● **Your task**: Copy all lines in which the word "last" can be found.

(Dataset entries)
++++++++++

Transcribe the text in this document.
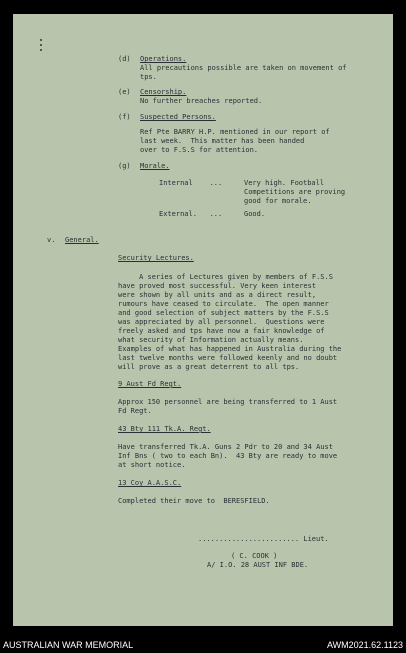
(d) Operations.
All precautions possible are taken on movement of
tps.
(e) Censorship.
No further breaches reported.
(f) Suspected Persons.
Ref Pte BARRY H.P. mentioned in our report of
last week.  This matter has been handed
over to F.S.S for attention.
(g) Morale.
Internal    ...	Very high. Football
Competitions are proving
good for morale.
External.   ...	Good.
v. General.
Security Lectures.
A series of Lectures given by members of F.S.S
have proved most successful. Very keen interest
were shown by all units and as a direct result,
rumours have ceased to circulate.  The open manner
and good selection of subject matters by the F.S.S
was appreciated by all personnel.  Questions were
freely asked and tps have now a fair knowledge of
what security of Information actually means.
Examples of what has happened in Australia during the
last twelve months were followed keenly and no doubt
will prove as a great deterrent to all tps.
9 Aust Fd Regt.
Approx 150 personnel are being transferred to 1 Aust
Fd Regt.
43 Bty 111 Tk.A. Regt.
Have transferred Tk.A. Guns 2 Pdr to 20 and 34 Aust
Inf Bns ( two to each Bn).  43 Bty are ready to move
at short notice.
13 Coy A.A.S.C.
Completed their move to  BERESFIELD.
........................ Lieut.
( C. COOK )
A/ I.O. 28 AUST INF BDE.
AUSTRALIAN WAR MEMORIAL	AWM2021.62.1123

++++++++++

● **Answer for this exercise**:
last week.  This matter has been handed
last twelve months were followed keenly and no doubt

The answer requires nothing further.